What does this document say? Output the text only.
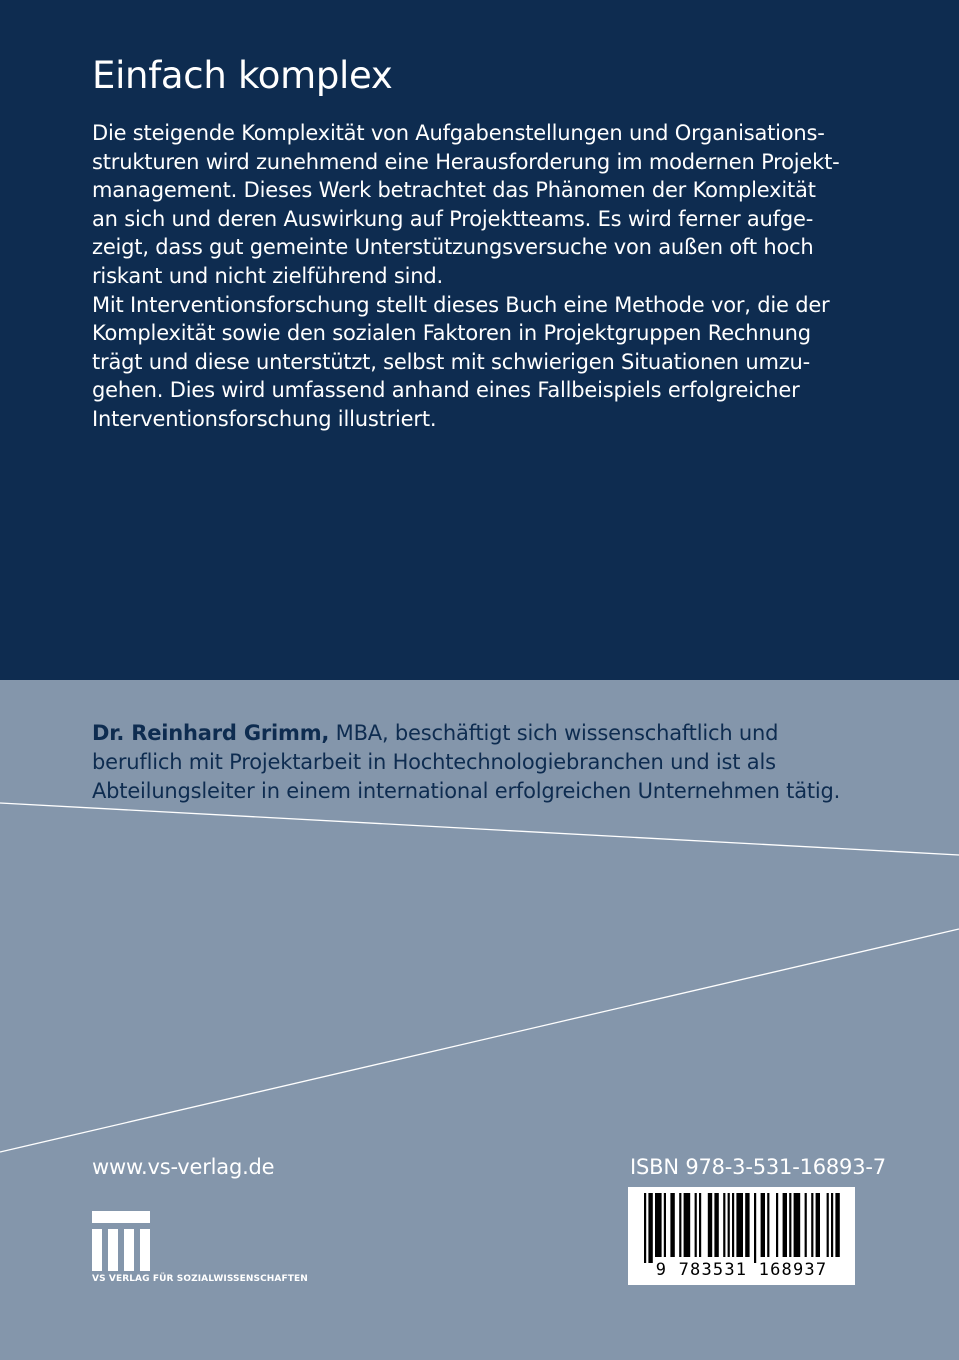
Einfach komplex

Die steigende Komplexität von Aufgabenstellungen und Organisations-
strukturen wird zunehmend eine Herausforderung im modernen Projekt-
management. Dieses Werk betrachtet das Phänomen der Komplexität
an sich und deren Auswirkung auf Projektteams. Es wird ferner aufge-
zeigt, dass gut gemeinte Unterstützungsversuche von außen oft hoch
riskant und nicht zielführend sind.

Mit Interventionsforschung stellt dieses Buch eine Methode vor, die der
Komplexität sowie den sozialen Faktoren in Projektgruppen Rechnung
trägt und diese unterstützt, selbst mit schwierigen Situationen umzu-
gehen. Dies wird umfassend anhand eines Fallbeispiels erfolgreicher
Interventionsforschung illustriert.

Dr. Reinhard Grimm, MBA, beschäftigt sich wissenschaftlich und
beruflich mit Projektarbeit in Hochtechnologiebranchen und ist als
Abteilungsleiter in einem international erfolgreichen Unternehmen tätig.
www.vs-verlag.de	ISBN 978-3-531-16893-7
VS VERLAG FÜR SOZIALWISSENSCHAFTEN	9 783531 168937
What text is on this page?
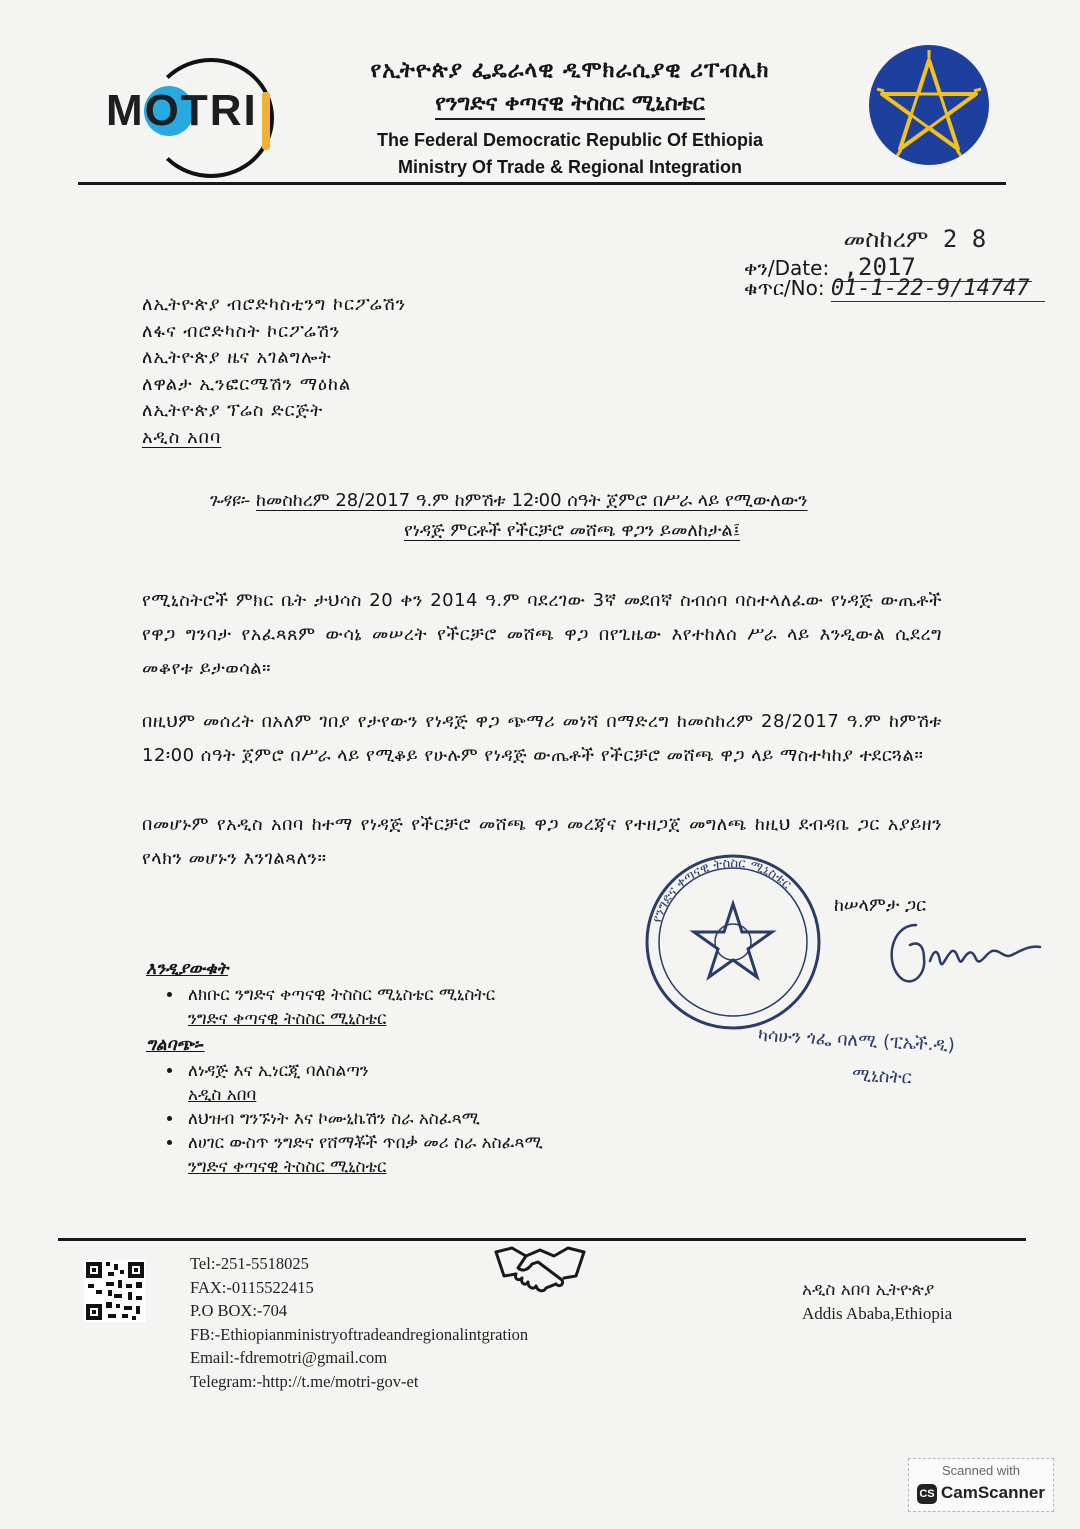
MOTRI
የኢትዮጵያ ፌዴራላዊ ዲሞክራሲያዊ ሪፐብሊክ
የንግድና ቀጣናዊ ትስስር ሚኒስቴር
The Federal Democratic Republic Of Ethiopia
Ministry Of Trade & Regional Integration
ቀን/Date: መስከረም 2 8 ,2017
ቁጥር/No: 01-1-22-9/14747
ለኢትዮጵያ ብሮድካስቲንግ ኮርፖሬሽን
ለፋና ብሮድካስት ኮርፖሬሽን
ለኢትዮጵያ ዜና አገልግሎት
ለዋልታ ኢንፎርሜሽን ማዕከል
ለኢትዮጵያ ፕሬስ ድርጅት
አዲስ አበባ
ጉዳዩ፡- ከመስከረም 28/2017 ዓ.ም ከምሽቱ 12፡00 ሰዓት ጀምሮ በሥራ ላይ የሚውለውን
የነዳጅ ምርቶች የችርቻሮ መሸጫ ዋጋን ይመለከታል፤
የሚኒስትሮች ምክር ቤት ታህሳስ 20 ቀን 2014 ዓ.ም ባደረገው 3ኛ መደበኛ ስብሰባ ባስተላለፈው የነዳጅ ውጤቶች የዋጋ ግንባታ የአፈጻጸም ውሳኔ መሠረት የችርቻሮ መሸጫ ዋጋ በየጊዜው እየተከለሰ ሥራ ላይ እንዲውል ሲደረግ መቆየቱ ይታወሳል።
በዚህም መሰረት በአለም ገበያ የታየውን የነዳጅ ዋጋ ጭማሪ መነሻ በማድረግ ከመስከረም 28/2017 ዓ.ም ከምሽቱ 12፡00 ሰዓት ጀምሮ በሥራ ላይ የሚቆይ የሁሉም የነዳጅ ውጤቶች የችርቻሮ መሸጫ ዋጋ ላይ ማስተካከያ ተደርጓል።
በመሆኑም የአዲስ አበባ ከተማ የነዳጅ የችርቻሮ መሸጫ ዋጋ መረጃና የተዘጋጀ መግለጫ ከዚህ ደብዳቤ ጋር አያይዘን የላክን መሆኑን እንገልጻለን።
የንግድና ቀጣናዊ ትስስር ሚኒስቴር
ከሠላምታ ጋር
ካሳሁን ጎፌ ባለሚ (ፒኤች.ዲ)
ሚኒስትር
እንዲያውቁት
• ለክቡር ንግድና ቀጣናዊ ትስስር ሚኒስቴር ሚኒስትር
ንግድና ቀጣናዊ ትስስር ሚኒስቴር
ግልባጭ፡-
• ለነዳጅ እና ኢነርጂ ባለስልጣን
አዲስ አበባ
• ለህዝብ ግንኙነት እና ኮሙኒኬሽን ስራ አስፈጻሚ
• ለሀገር ውስጥ ንግድና የሸማቾች ጥበቃ መሪ ስራ አስፈጻሚ
ንግድና ቀጣናዊ ትስስር ሚኒስቴር
Tel:-251-5518025
FAX:-0115522415
P.O BOX:-704
FB:-Ethiopianministryoftradeandregionalintgration
Email:-fdremotri@gmail.com
Telegram:-http://t.me/motri-gov-et
አዲስ አበባ ኢትዮጵያ
Addis Ababa,Ethiopia
Scanned with
CS CamScanner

- - - - - - -

* [Aim of the exercise]: Make an exact copy of the listing above. Do not include the pictures.

* [Answer below]:
What does this document say? Output the text only.
Einfach komplex

Die steigende Komplexität von Aufgabenstellungen und Organisations-
strukturen wird zunehmend eine Herausforderung im modernen Projekt-
management. Dieses Werk betrachtet das Phänomen der Komplexität
an sich und deren Auswirkung auf Projektteams. Es wird ferner aufge-
zeigt, dass gut gemeinte Unterstützungsversuche von außen oft hoch
riskant und nicht zielführend sind.

Mit Interventionsforschung stellt dieses Buch eine Methode vor, die der
Komplexität sowie den sozialen Faktoren in Projektgruppen Rechnung
trägt und diese unterstützt, selbst mit schwierigen Situationen umzu-
gehen. Dies wird umfassend anhand eines Fallbeispiels erfolgreicher
Interventionsforschung illustriert.

Dr. Reinhard Grimm, MBA, beschäftigt sich wissenschaftlich und
beruflich mit Projektarbeit in Hochtechnologiebranchen und ist als
Abteilungsleiter in einem international erfolgreichen Unternehmen tätig.
www.vs-verlag.de	ISBN 978-3-531-16893-7
VS VERLAG FÜR SOZIALWISSENSCHAFTEN	9 783531 168937
What text is on this page?
MOTRI
የኢትዮጵያ ፌዴራላዊ ዲሞክራሲያዊ ሪፐብሊክ
የንግድና ቀጣናዊ ትስስር ሚኒስቴር
The Federal Democratic Republic Of Ethiopia
Ministry Of Trade & Regional Integration
ቀን/Date: መስከረም 2 8 ,2017
ቁጥር/No: 01-1-22-9/14747
ለኢትዮጵያ ብሮድካስቲንግ ኮርፖሬሽን
ለፋና ብሮድካስት ኮርፖሬሽን
ለኢትዮጵያ ዜና አገልግሎት
ለዋልታ ኢንፎርሜሽን ማዕከል
ለኢትዮጵያ ፕሬስ ድርጅት
አዲስ አበባ
ጉዳዩ፡- ከመስከረም 28/2017 ዓ.ም ከምሽቱ 12፡00 ሰዓት ጀምሮ በሥራ ላይ የሚውለውን
የነዳጅ ምርቶች የችርቻሮ መሸጫ ዋጋን ይመለከታል፤
የሚኒስትሮች ምክር ቤት ታህሳስ 20 ቀን 2014 ዓ.ም ባደረገው 3ኛ መደበኛ ስብሰባ ባስተላለፈው የነዳጅ ውጤቶች የዋጋ ግንባታ የአፈጻጸም ውሳኔ መሠረት የችርቻሮ መሸጫ ዋጋ በየጊዜው እየተከለሰ ሥራ ላይ እንዲውል ሲደረግ መቆየቱ ይታወሳል።
በዚህም መሰረት በአለም ገበያ የታየውን የነዳጅ ዋጋ ጭማሪ መነሻ በማድረግ ከመስከረም 28/2017 ዓ.ም ከምሽቱ 12፡00 ሰዓት ጀምሮ በሥራ ላይ የሚቆይ የሁሉም የነዳጅ ውጤቶች የችርቻሮ መሸጫ ዋጋ ላይ ማስተካከያ ተደርጓል።
በመሆኑም የአዲስ አበባ ከተማ የነዳጅ የችርቻሮ መሸጫ ዋጋ መረጃና የተዘጋጀ መግለጫ ከዚህ ደብዳቤ ጋር አያይዘን የላክን መሆኑን እንገልጻለን።
የንግድና ቀጣናዊ ትስስር ሚኒስቴር
ከሠላምታ ጋር
ካሳሁን ጎፌ ባለሚ (ፒኤች.ዲ)
ሚኒስትር
እንዲያውቁት
• ለክቡር ንግድና ቀጣናዊ ትስስር ሚኒስቴር ሚኒስትር
ንግድና ቀጣናዊ ትስስር ሚኒስቴር
ግልባጭ፡-
• ለነዳጅ እና ኢነርጂ ባለስልጣን
አዲስ አበባ
• ለህዝብ ግንኙነት እና ኮሙኒኬሽን ስራ አስፈጻሚ
• ለሀገር ውስጥ ንግድና የሸማቾች ጥበቃ መሪ ስራ አስፈጻሚ
ንግድና ቀጣናዊ ትስስር ሚኒስቴር
Tel:-251-5518025
FAX:-0115522415
P.O BOX:-704
FB:-Ethiopianministryoftradeandregionalintgration
Email:-fdremotri@gmail.com
Telegram:-http://t.me/motri-gov-et
አዲስ አበባ ኢትዮጵያ
Addis Ababa,Ethiopia
Scanned with
CS CamScanner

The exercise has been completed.